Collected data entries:
________

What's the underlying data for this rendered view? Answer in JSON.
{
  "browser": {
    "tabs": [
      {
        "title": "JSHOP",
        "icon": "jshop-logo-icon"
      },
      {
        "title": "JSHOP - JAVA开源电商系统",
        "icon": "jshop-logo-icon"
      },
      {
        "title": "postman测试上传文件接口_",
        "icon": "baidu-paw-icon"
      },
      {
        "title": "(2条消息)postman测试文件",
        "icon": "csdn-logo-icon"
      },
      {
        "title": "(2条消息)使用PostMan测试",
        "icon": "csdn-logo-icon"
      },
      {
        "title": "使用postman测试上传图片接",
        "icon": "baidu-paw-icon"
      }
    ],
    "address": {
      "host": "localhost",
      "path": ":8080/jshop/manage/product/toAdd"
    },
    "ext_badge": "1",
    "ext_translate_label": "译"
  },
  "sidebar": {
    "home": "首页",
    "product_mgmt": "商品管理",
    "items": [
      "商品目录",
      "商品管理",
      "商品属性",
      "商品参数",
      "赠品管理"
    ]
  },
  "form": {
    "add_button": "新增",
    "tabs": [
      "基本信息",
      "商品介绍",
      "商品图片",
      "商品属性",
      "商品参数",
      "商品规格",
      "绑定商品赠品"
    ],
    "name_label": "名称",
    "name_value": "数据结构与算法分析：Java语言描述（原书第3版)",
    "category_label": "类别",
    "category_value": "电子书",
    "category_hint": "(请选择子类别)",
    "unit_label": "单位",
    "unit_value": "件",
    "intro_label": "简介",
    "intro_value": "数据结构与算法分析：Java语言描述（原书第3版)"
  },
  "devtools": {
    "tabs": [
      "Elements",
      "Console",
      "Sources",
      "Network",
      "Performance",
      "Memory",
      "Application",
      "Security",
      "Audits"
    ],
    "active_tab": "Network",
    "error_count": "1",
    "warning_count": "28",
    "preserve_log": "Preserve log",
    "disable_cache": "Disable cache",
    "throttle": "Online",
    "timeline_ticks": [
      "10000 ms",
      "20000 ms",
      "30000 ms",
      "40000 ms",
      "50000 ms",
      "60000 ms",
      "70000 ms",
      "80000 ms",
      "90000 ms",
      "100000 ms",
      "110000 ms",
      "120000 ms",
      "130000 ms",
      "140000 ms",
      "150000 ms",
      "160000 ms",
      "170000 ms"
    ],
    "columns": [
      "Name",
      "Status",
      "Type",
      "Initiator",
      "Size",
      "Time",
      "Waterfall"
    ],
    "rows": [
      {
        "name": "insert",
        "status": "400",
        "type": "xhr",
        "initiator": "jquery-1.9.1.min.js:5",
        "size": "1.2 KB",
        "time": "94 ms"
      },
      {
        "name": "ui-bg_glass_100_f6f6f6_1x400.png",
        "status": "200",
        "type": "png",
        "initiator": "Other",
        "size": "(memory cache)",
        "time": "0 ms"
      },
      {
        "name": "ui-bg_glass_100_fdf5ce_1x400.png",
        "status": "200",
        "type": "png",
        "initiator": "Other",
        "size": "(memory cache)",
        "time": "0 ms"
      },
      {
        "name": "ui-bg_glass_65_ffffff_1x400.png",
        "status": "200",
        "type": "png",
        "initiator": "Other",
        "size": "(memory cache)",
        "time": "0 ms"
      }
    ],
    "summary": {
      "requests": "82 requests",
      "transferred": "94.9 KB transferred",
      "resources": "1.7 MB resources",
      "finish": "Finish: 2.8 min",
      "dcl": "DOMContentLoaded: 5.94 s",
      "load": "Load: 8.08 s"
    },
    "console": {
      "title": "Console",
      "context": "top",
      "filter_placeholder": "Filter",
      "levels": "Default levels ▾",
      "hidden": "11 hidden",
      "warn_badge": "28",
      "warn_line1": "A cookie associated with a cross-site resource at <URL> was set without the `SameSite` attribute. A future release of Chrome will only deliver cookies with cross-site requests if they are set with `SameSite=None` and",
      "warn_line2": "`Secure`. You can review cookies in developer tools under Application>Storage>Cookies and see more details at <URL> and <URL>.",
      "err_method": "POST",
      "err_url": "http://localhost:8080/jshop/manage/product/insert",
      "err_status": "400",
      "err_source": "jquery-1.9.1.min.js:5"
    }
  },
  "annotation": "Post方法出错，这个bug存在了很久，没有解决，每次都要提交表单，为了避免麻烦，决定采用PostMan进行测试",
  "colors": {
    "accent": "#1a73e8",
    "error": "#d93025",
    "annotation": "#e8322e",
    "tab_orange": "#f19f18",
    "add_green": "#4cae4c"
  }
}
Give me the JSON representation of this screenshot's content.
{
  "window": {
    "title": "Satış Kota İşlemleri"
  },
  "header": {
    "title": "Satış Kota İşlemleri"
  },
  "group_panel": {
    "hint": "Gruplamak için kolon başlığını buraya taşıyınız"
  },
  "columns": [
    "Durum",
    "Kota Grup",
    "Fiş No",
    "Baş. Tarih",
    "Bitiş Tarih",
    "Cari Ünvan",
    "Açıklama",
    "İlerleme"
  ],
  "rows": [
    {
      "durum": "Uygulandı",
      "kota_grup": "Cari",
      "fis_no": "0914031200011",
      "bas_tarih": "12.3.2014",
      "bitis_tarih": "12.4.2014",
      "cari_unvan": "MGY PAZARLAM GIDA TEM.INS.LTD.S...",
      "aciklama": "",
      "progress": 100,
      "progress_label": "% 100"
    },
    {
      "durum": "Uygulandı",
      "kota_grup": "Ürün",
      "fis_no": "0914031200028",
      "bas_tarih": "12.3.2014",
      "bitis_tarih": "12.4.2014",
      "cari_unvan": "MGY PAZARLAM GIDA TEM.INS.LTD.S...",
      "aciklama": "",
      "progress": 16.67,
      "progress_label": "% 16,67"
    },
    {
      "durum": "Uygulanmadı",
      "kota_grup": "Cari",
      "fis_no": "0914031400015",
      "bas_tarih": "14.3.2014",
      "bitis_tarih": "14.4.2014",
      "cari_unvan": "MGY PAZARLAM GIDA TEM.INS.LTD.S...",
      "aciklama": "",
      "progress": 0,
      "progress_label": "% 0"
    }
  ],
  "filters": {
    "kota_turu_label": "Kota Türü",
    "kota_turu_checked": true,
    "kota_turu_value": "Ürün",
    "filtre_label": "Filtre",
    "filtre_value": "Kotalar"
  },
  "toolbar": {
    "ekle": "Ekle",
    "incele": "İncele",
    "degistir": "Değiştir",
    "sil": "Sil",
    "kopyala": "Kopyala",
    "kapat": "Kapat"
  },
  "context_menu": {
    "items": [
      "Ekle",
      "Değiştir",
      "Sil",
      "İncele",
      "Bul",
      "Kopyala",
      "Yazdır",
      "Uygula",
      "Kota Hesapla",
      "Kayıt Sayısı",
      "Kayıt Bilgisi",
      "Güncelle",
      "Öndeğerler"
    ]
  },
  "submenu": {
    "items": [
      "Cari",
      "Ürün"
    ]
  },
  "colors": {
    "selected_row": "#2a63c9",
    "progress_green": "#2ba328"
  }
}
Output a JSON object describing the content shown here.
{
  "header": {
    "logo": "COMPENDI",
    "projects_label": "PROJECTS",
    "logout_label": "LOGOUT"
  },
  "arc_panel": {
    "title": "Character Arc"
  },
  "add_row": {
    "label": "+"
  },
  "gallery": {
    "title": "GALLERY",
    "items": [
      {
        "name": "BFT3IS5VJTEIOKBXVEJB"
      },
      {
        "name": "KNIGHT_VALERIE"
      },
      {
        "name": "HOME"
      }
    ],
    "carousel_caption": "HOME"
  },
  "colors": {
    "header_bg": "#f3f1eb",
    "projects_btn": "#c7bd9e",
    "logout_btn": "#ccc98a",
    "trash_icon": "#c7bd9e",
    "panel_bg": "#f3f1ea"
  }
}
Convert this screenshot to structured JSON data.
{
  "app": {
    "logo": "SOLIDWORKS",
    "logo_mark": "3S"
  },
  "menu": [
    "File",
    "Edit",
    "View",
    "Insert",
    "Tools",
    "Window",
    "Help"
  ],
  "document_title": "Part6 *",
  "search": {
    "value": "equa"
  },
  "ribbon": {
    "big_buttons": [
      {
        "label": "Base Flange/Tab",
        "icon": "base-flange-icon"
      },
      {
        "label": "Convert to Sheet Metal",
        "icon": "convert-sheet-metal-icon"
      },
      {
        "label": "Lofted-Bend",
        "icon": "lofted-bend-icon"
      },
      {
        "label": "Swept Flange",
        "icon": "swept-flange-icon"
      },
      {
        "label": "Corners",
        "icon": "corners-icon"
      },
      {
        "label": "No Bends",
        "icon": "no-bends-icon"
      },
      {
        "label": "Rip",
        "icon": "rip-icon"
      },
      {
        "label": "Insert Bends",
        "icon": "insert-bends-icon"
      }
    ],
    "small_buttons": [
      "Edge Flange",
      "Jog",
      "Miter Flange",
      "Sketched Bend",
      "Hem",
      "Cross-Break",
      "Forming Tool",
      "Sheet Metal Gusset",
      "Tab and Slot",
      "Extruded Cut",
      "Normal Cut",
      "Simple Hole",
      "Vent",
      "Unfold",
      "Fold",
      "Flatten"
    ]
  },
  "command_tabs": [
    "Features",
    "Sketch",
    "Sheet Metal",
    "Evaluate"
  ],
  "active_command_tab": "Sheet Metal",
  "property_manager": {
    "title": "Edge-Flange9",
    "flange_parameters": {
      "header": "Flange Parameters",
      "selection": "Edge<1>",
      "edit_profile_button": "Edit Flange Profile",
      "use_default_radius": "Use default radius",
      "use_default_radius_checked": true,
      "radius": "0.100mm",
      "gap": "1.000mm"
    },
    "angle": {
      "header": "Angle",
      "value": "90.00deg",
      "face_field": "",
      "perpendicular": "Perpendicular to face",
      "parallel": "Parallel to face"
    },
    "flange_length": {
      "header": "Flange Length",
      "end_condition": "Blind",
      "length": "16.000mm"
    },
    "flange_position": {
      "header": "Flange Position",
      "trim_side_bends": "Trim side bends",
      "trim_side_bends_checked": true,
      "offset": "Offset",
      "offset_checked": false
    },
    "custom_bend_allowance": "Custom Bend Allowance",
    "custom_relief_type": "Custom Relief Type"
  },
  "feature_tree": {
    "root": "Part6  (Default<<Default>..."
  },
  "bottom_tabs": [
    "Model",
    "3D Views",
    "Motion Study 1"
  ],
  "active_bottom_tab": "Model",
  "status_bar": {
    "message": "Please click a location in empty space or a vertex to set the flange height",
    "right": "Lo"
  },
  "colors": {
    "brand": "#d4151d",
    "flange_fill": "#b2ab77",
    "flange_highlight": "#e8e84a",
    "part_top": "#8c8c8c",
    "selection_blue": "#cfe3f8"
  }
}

________

● To be done: Locate the word "localhost" in the data above. Copy every line carrying it.

● Answer for the task:
      "host": "localhost",
      "err_url": "http://localhost:8080/jshop/manage/product/insert",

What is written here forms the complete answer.